--- Begin ---

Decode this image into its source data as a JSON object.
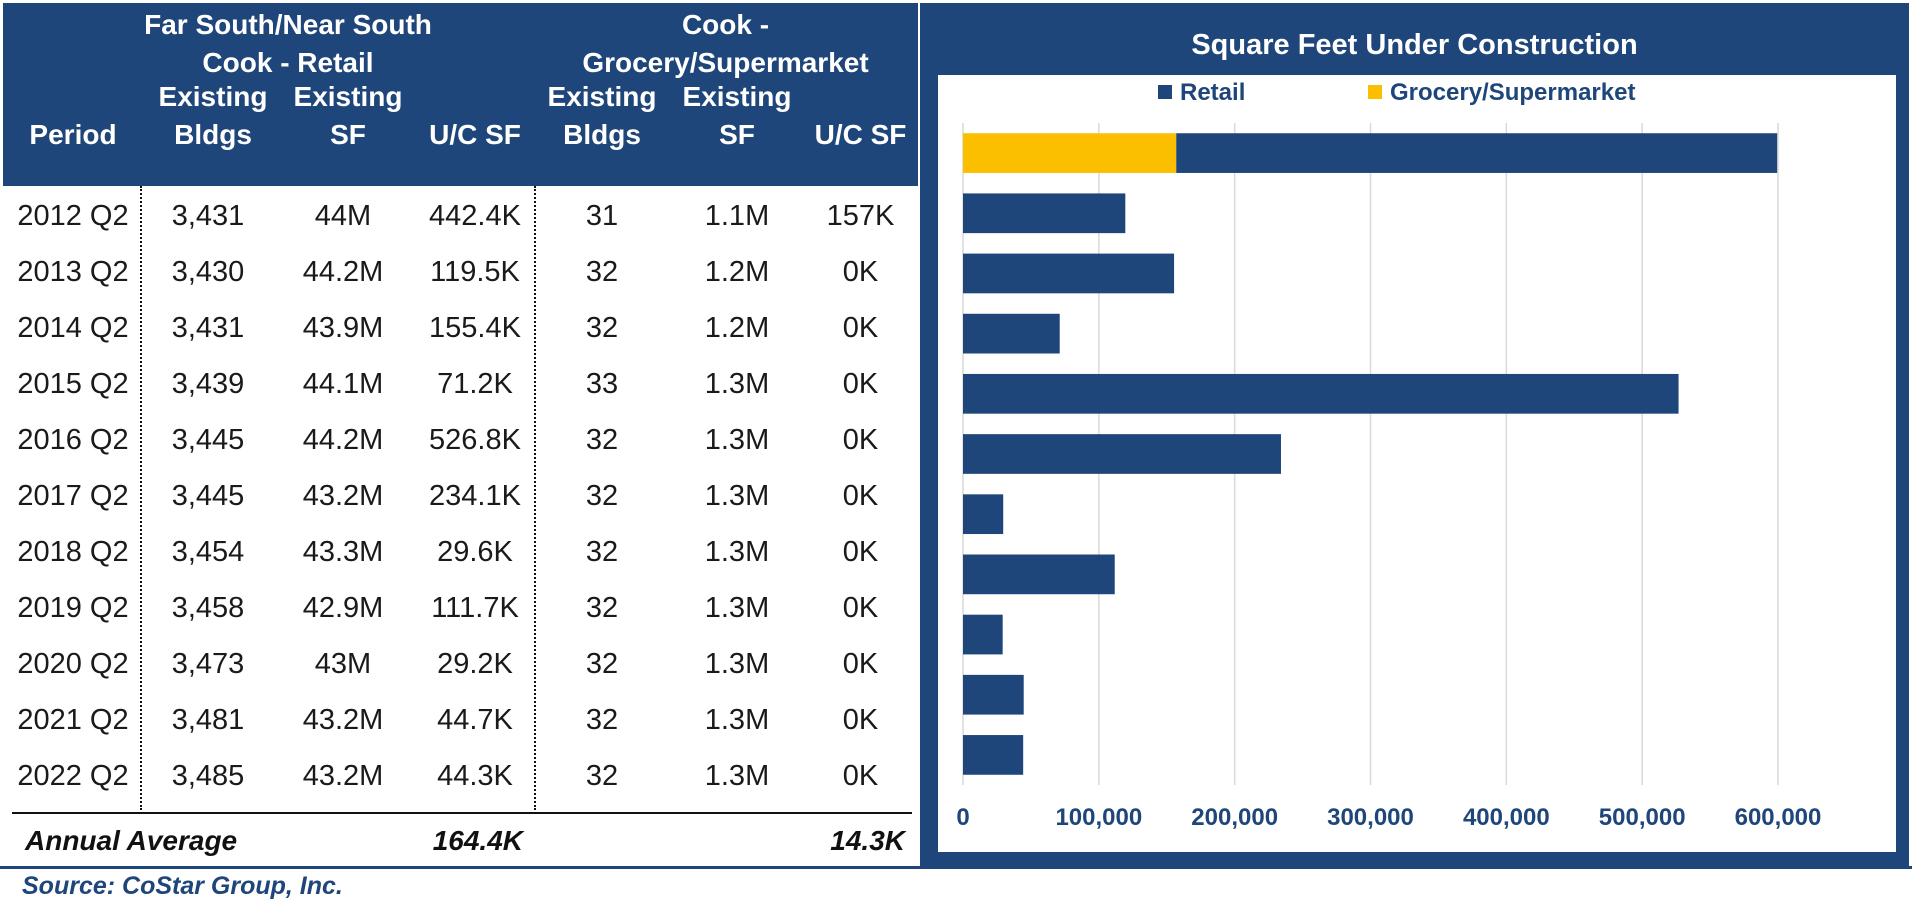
{
  "table": {
    "group_retail": [
      "Far South/Near South",
      "Cook - Retail"
    ],
    "group_grocery": [
      "Cook -",
      "Grocery/Supermarket"
    ],
    "col_period": "Period",
    "col_bldgs": [
      "Existing",
      "Bldgs"
    ],
    "col_sf": [
      "Existing",
      "SF"
    ],
    "col_uc": "U/C SF",
    "rows": [
      {
        "period": "2012 Q2",
        "r_bldgs": "3,431",
        "r_sf": "44M",
        "r_uc": "442.4K",
        "g_bldgs": "31",
        "g_sf": "1.1M",
        "g_uc": "157K"
      },
      {
        "period": "2013 Q2",
        "r_bldgs": "3,430",
        "r_sf": "44.2M",
        "r_uc": "119.5K",
        "g_bldgs": "32",
        "g_sf": "1.2M",
        "g_uc": "0K"
      },
      {
        "period": "2014 Q2",
        "r_bldgs": "3,431",
        "r_sf": "43.9M",
        "r_uc": "155.4K",
        "g_bldgs": "32",
        "g_sf": "1.2M",
        "g_uc": "0K"
      },
      {
        "period": "2015 Q2",
        "r_bldgs": "3,439",
        "r_sf": "44.1M",
        "r_uc": "71.2K",
        "g_bldgs": "33",
        "g_sf": "1.3M",
        "g_uc": "0K"
      },
      {
        "period": "2016 Q2",
        "r_bldgs": "3,445",
        "r_sf": "44.2M",
        "r_uc": "526.8K",
        "g_bldgs": "32",
        "g_sf": "1.3M",
        "g_uc": "0K"
      },
      {
        "period": "2017 Q2",
        "r_bldgs": "3,445",
        "r_sf": "43.2M",
        "r_uc": "234.1K",
        "g_bldgs": "32",
        "g_sf": "1.3M",
        "g_uc": "0K"
      },
      {
        "period": "2018 Q2",
        "r_bldgs": "3,454",
        "r_sf": "43.3M",
        "r_uc": "29.6K",
        "g_bldgs": "32",
        "g_sf": "1.3M",
        "g_uc": "0K"
      },
      {
        "period": "2019 Q2",
        "r_bldgs": "3,458",
        "r_sf": "42.9M",
        "r_uc": "111.7K",
        "g_bldgs": "32",
        "g_sf": "1.3M",
        "g_uc": "0K"
      },
      {
        "period": "2020 Q2",
        "r_bldgs": "3,473",
        "r_sf": "43M",
        "r_uc": "29.2K",
        "g_bldgs": "32",
        "g_sf": "1.3M",
        "g_uc": "0K"
      },
      {
        "period": "2021 Q2",
        "r_bldgs": "3,481",
        "r_sf": "43.2M",
        "r_uc": "44.7K",
        "g_bldgs": "32",
        "g_sf": "1.3M",
        "g_uc": "0K"
      },
      {
        "period": "2022 Q2",
        "r_bldgs": "3,485",
        "r_sf": "43.2M",
        "r_uc": "44.3K",
        "g_bldgs": "32",
        "g_sf": "1.3M",
        "g_uc": "0K"
      }
    ],
    "avg_label": "Annual Average",
    "avg_retail_uc": "164.4K",
    "avg_grocery_uc": "14.3K"
  },
  "source": "Source:  CoStar Group, Inc.",
  "colors": {
    "navy": "#1f467a",
    "retail": "#1f467a",
    "grocery": "#fbbf00"
  },
  "chart_data": {
    "type": "bar",
    "orientation": "horizontal",
    "stacked": true,
    "title": "Square Feet Under Construction",
    "categories": [
      "2012 Q2",
      "2013 Q2",
      "2014 Q2",
      "2015 Q2",
      "2016 Q2",
      "2017 Q2",
      "2018 Q2",
      "2019 Q2",
      "2020 Q2",
      "2021 Q2",
      "2022 Q2"
    ],
    "series": [
      {
        "name": "Grocery/Supermarket",
        "color": "#fbbf00",
        "values": [
          157000,
          0,
          0,
          0,
          0,
          0,
          0,
          0,
          0,
          0,
          0
        ]
      },
      {
        "name": "Retail",
        "color": "#1f467a",
        "values": [
          442400,
          119500,
          155400,
          71200,
          526800,
          234100,
          29600,
          111700,
          29200,
          44700,
          44300
        ]
      }
    ],
    "legend": [
      "Retail",
      "Grocery/Supermarket"
    ],
    "legend_position": "top",
    "xlim": [
      0,
      600000
    ],
    "xticks": [
      0,
      100000,
      200000,
      300000,
      400000,
      500000,
      600000
    ],
    "xtick_labels": [
      "0",
      "100,000",
      "200,000",
      "300,000",
      "400,000",
      "500,000",
      "600,000"
    ],
    "grid": true
  }
}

--- End ---

### Exercise prompt
Identify every line where the string "name" appears.

### Exercise output
        "name": "Grocery/Supermarket",
        "name": "Retail",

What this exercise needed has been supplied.